**Task details**.
Report how many lines in the listing below include the word "JSON". Write nothing besides the number.

**Extracted material**.
## begin
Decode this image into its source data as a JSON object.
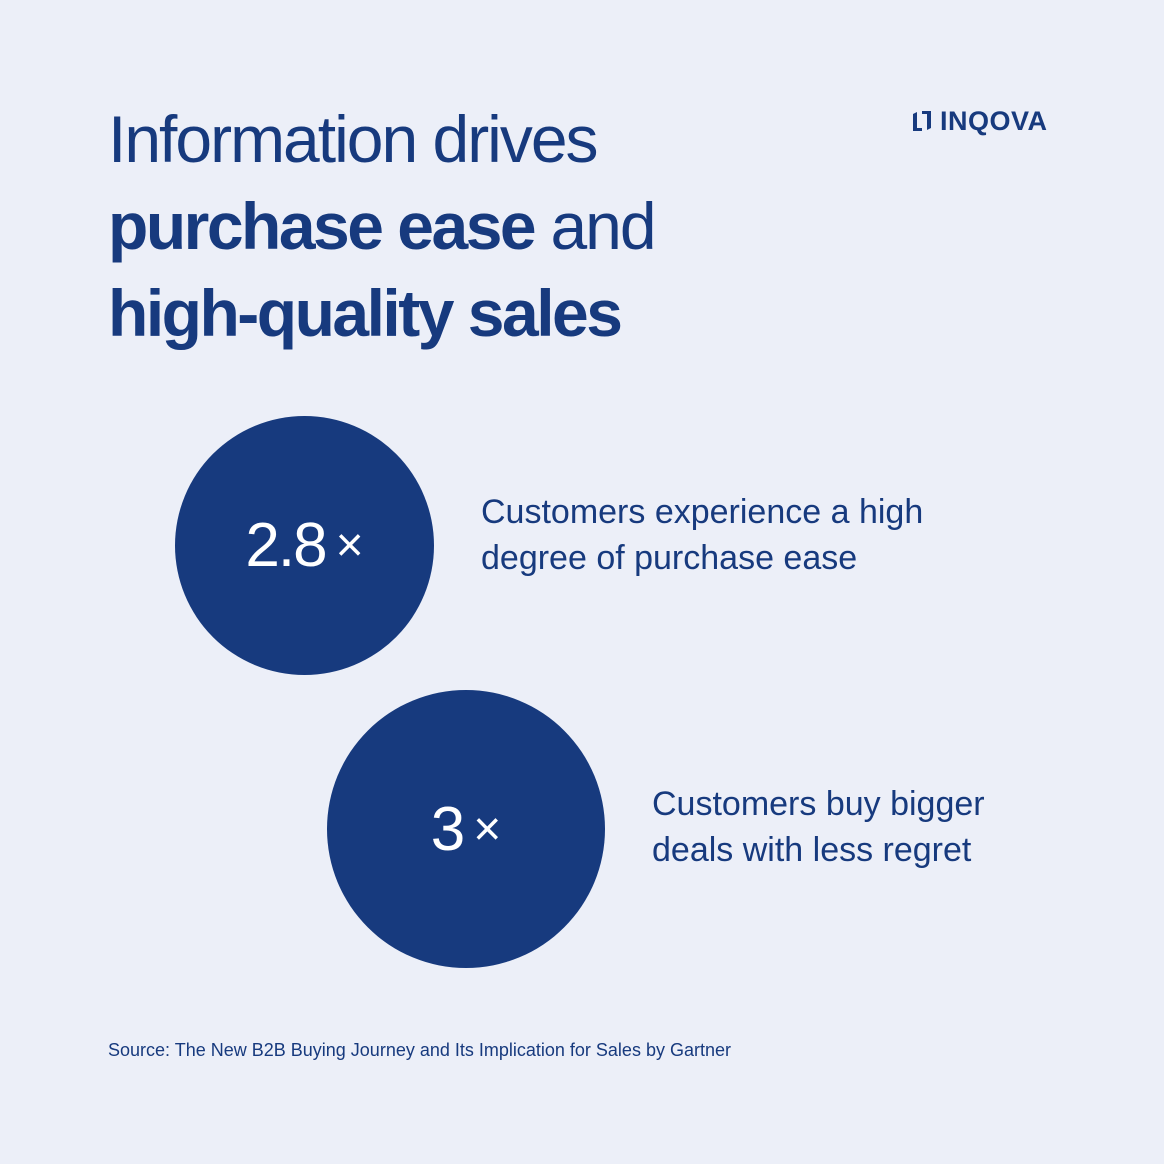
{
  "headline": {
    "line1": "Information drives",
    "line2_bold": "purchase ease",
    "line2_rest": " and",
    "line3_bold": "high-quality sales"
  },
  "logo": {
    "icon": "inqova-logo-mark-icon",
    "text": "INQOVA"
  },
  "stats": [
    {
      "value": "2.8",
      "multiplier": "×",
      "description_line1": "Customers experience a high",
      "description_line2": "degree of purchase ease"
    },
    {
      "value": "3",
      "multiplier": "×",
      "description_line1": "Customers buy bigger",
      "description_line2": "deals with less regret"
    }
  ],
  "source": "Source: The New B2B Buying Journey and Its Implication for Sales by Gartner",
  "colors": {
    "background": "#ECEFF8",
    "accent": "#173A7E",
    "circle_text": "#FFFFFF"
  }
}
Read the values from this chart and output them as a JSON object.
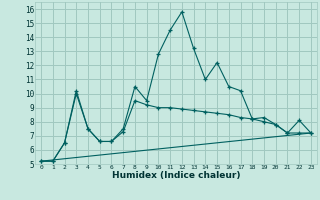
{
  "title": "",
  "xlabel": "Humidex (Indice chaleur)",
  "bg_color": "#c8e8e0",
  "grid_color": "#a0c8c0",
  "line_color": "#006060",
  "xlim": [
    -0.5,
    23.5
  ],
  "ylim": [
    5,
    16.5
  ],
  "xticks": [
    0,
    1,
    2,
    3,
    4,
    5,
    6,
    7,
    8,
    9,
    10,
    11,
    12,
    13,
    14,
    15,
    16,
    17,
    18,
    19,
    20,
    21,
    22,
    23
  ],
  "yticks": [
    5,
    6,
    7,
    8,
    9,
    10,
    11,
    12,
    13,
    14,
    15,
    16
  ],
  "line1_x": [
    0,
    1,
    2,
    3,
    4,
    5,
    6,
    7,
    8,
    9,
    10,
    11,
    12,
    13,
    14,
    15,
    16,
    17,
    18,
    19,
    20,
    21,
    22,
    23
  ],
  "line1_y": [
    5.2,
    5.2,
    6.5,
    10.2,
    7.5,
    6.6,
    6.6,
    7.5,
    10.5,
    9.5,
    12.8,
    14.5,
    15.8,
    13.2,
    11.0,
    12.2,
    10.5,
    10.2,
    8.2,
    8.3,
    7.8,
    7.2,
    8.1,
    7.2
  ],
  "line2_x": [
    0,
    1,
    2,
    3,
    4,
    5,
    6,
    7,
    8,
    9,
    10,
    11,
    12,
    13,
    14,
    15,
    16,
    17,
    18,
    19,
    20,
    21,
    22,
    23
  ],
  "line2_y": [
    5.2,
    5.2,
    6.5,
    10.0,
    7.5,
    6.6,
    6.6,
    7.3,
    9.5,
    9.2,
    9.0,
    9.0,
    8.9,
    8.8,
    8.7,
    8.6,
    8.5,
    8.3,
    8.2,
    8.0,
    7.8,
    7.2,
    7.2,
    7.2
  ],
  "line3_x": [
    0,
    23
  ],
  "line3_y": [
    5.2,
    7.2
  ]
}
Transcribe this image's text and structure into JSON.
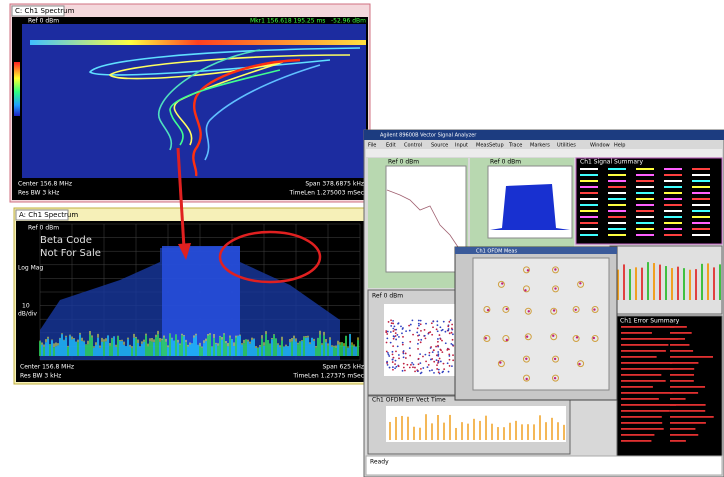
{
  "windows": [
    {
      "title": "C: Ch1 Spectrum",
      "ref": "Ref 0 dBm",
      "marker": "Mkr1 156.618 195.25 ms",
      "marker_value": "-52.96 dBm",
      "footer_left": [
        "Center 156.8 MHz",
        "Res BW 3 kHz"
      ],
      "footer_right": [
        "Span 378.6875 kHz",
        "TimeLen 1.275003 mSec"
      ]
    },
    {
      "title": "A: Ch1 Spectrum",
      "ref": "Ref 0 dBm",
      "watermark": [
        "Beta Code",
        "Not For Sale"
      ],
      "axis_labels": [
        "Log Mag",
        "10",
        "dB/div"
      ],
      "footer_left": [
        "Center 156.8 MHz",
        "Res BW 3 kHz"
      ],
      "footer_right": [
        "Span 625 kHz",
        "TimeLen 1.27375 mSec"
      ]
    }
  ],
  "app": {
    "title": "Agilent 89600B Vector Signal Analyzer",
    "menu": [
      "File",
      "Edit",
      "Control",
      "Source",
      "Input",
      "MeasSetup",
      "Trace",
      "Markers",
      "Utilities",
      "Window",
      "Help"
    ],
    "panes": [
      "Ref 0 dBm",
      "Ref 0 dBm",
      "Ch1 Signal Summary",
      "Ref 0 dBm",
      "Ch1 OFDM Meas",
      "Ch1 Error Summary",
      "Ch1 OFDM Err Vect Time"
    ],
    "status": "Ready"
  }
}
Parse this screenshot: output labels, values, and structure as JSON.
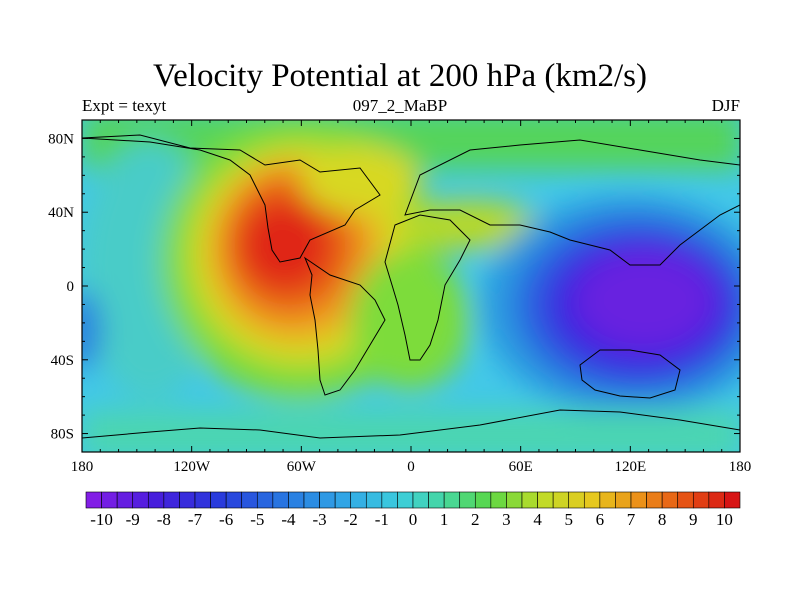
{
  "title": "Velocity Potential at 200 hPa (km2/s)",
  "subtitle_left": "Expt = texyt",
  "subtitle_center": "097_2_MaBP",
  "subtitle_right": "DJF",
  "chart_data": {
    "type": "heatmap",
    "projection": "cylindrical equidistant map",
    "title": "Velocity Potential at 200 hPa (km2/s)",
    "units": "km2/s",
    "x_ticks": [
      "180",
      "120W",
      "60W",
      "0",
      "60E",
      "120E",
      "180"
    ],
    "y_ticks": [
      "80N",
      "40N",
      "0",
      "40S",
      "80S"
    ],
    "xlim": [
      -180,
      180
    ],
    "ylim": [
      -90,
      90
    ],
    "colorbar": {
      "labels": [
        "-10",
        "-9",
        "-8",
        "-7",
        "-6",
        "-5",
        "-4",
        "-3",
        "-2",
        "-1",
        "0",
        "1",
        "2",
        "3",
        "4",
        "5",
        "6",
        "7",
        "8",
        "9",
        "10"
      ],
      "min": -10.5,
      "max": 10.5,
      "step": 0.5
    },
    "field_centers": [
      {
        "name": "upper-level divergence maximum",
        "lon": -60,
        "lat": 18,
        "value": 9.5
      },
      {
        "name": "upper-level convergence minimum",
        "lon": 135,
        "lat": -15,
        "value": -10
      }
    ]
  }
}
## end
**Response to this exercise**.
4